__Job__. Repeat the rows from the line containing "footer-logo: Zertifizierte Gebrauchtwagen" through the line containing "footer-logo-line1: Zertifizierte <box>86", inclusive, substituting "Certified" for "Zertifizierte" and changing nothing else.

-- START Provided records --

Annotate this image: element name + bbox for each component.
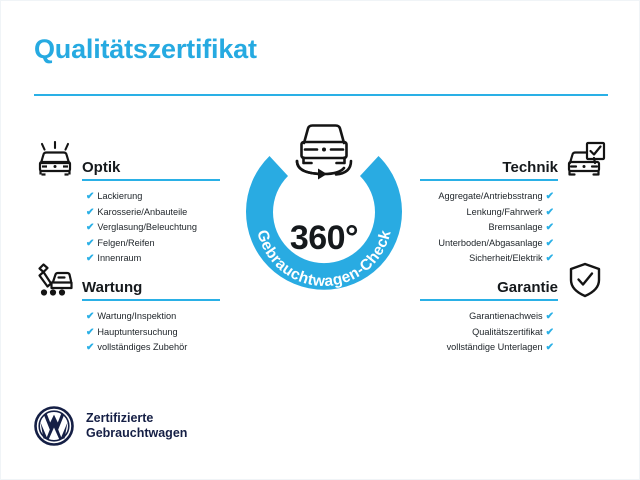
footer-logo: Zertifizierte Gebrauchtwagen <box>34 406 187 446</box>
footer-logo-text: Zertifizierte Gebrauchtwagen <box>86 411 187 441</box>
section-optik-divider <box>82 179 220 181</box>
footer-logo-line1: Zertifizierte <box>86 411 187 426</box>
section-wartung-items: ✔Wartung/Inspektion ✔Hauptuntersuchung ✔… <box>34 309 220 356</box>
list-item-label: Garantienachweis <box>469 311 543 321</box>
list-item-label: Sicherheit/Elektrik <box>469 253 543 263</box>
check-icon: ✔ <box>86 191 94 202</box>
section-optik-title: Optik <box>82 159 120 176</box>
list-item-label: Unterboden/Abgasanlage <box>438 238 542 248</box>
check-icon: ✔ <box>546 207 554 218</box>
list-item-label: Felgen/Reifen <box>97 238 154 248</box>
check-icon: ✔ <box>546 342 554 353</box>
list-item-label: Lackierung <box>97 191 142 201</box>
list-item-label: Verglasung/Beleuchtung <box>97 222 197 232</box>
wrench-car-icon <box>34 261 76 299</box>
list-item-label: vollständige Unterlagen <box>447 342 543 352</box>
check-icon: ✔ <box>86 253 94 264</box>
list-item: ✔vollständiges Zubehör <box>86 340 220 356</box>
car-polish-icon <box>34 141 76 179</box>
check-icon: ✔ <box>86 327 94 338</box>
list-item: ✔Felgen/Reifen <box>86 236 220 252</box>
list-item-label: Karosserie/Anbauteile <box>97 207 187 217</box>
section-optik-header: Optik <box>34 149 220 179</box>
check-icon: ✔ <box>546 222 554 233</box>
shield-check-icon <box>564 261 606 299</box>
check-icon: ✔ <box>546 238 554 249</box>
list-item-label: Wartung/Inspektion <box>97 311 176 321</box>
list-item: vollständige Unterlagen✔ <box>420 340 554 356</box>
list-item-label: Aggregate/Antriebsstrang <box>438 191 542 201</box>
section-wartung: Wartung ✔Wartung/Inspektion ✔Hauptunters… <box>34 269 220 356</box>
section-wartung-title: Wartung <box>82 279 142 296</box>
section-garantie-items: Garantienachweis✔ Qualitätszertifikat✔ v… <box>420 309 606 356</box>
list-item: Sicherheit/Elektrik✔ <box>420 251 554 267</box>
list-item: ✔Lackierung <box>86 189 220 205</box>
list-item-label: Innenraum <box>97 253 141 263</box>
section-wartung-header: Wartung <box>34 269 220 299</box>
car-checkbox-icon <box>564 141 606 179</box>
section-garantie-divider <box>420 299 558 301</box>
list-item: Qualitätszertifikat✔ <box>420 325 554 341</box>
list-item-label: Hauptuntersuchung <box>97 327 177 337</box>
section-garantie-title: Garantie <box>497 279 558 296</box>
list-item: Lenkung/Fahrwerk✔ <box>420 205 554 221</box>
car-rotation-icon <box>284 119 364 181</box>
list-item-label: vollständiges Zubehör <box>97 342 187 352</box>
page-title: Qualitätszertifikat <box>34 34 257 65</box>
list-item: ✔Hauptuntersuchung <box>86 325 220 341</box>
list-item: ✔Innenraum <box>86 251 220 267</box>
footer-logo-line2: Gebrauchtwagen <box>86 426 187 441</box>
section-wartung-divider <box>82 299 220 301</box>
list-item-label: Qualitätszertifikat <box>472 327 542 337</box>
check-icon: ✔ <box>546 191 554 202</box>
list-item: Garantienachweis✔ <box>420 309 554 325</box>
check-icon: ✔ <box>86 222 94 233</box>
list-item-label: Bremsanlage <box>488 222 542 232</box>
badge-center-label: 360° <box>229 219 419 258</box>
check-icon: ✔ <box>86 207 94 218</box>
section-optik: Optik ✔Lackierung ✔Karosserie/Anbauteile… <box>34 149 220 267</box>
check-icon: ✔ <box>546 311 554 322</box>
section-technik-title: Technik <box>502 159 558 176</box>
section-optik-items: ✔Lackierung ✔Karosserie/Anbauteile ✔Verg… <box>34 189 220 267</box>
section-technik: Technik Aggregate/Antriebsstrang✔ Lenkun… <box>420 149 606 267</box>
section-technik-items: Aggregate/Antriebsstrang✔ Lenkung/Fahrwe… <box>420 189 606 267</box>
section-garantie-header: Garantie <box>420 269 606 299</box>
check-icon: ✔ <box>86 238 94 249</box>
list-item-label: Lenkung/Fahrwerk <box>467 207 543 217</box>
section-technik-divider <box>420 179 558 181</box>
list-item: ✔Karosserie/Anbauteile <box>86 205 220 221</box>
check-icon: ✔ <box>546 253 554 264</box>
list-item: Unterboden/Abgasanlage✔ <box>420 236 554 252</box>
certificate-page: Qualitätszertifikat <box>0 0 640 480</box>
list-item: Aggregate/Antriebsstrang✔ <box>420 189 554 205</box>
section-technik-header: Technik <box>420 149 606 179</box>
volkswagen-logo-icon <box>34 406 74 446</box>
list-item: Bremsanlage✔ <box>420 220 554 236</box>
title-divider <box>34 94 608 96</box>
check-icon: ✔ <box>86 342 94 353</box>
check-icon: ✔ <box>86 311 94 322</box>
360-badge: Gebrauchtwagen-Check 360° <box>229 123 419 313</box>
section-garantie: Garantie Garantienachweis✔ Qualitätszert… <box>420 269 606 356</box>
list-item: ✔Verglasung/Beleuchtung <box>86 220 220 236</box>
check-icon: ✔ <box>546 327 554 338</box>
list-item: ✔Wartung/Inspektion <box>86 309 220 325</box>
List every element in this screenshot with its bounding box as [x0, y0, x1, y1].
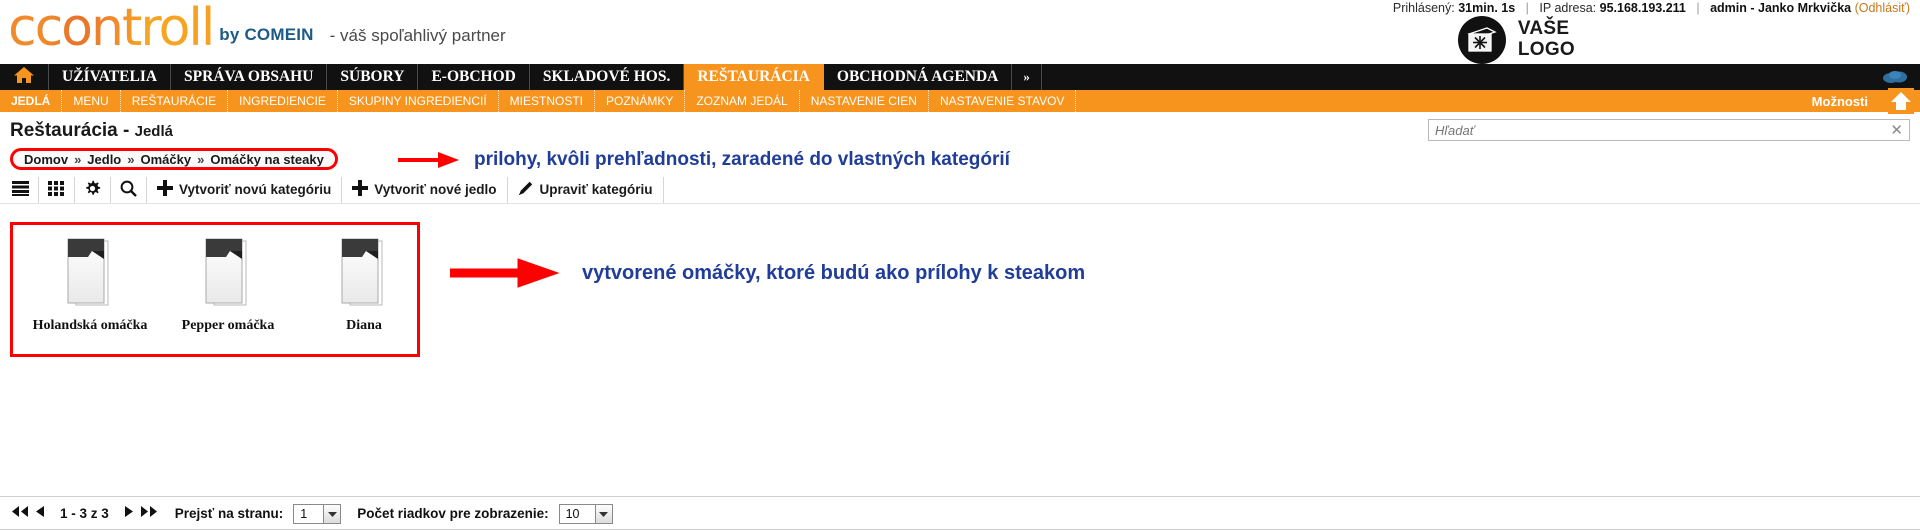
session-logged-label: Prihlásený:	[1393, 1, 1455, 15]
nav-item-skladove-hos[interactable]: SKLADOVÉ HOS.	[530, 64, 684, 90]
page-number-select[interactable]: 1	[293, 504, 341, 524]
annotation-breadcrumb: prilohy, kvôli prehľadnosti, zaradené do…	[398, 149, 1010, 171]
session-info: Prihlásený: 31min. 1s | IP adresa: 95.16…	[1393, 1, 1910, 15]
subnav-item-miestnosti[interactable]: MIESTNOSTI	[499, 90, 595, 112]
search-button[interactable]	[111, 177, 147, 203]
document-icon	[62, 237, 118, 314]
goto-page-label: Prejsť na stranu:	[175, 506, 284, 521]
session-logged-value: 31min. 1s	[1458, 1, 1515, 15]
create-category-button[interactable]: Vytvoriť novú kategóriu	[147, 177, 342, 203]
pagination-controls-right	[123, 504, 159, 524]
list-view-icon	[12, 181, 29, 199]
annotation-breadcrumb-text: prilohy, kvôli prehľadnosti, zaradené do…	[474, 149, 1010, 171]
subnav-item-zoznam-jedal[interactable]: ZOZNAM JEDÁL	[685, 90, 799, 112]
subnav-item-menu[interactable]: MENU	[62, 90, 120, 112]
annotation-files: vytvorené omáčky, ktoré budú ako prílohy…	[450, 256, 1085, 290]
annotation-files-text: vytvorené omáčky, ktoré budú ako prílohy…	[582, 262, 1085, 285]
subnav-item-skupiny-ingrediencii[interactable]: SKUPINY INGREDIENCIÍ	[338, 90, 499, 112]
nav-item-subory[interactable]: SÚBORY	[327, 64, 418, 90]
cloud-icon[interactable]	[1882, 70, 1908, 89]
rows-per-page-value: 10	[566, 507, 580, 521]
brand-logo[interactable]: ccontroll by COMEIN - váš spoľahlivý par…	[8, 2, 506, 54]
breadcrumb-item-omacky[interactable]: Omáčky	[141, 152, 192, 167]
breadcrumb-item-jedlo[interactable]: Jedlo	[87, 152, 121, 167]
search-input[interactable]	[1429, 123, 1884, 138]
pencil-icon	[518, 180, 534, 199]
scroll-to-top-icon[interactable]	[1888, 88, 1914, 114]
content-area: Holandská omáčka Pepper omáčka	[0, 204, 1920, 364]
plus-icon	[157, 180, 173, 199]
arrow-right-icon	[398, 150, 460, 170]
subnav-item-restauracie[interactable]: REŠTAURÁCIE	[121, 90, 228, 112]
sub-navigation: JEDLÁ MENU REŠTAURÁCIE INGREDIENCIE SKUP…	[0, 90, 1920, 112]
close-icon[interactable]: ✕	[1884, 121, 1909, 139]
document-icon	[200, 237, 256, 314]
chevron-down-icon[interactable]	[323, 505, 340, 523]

-- END Provided records --

__Written solution__.
footer-logo: Certified Gebrauchtwagen <box>34 406 187 446</box>
footer-logo-text: Certified Gebrauchtwagen <box>86 411 187 441</box>
section-optik-divider <box>82 179 220 181</box>
footer-logo-line1: Certified <box>86 411 187 426</box>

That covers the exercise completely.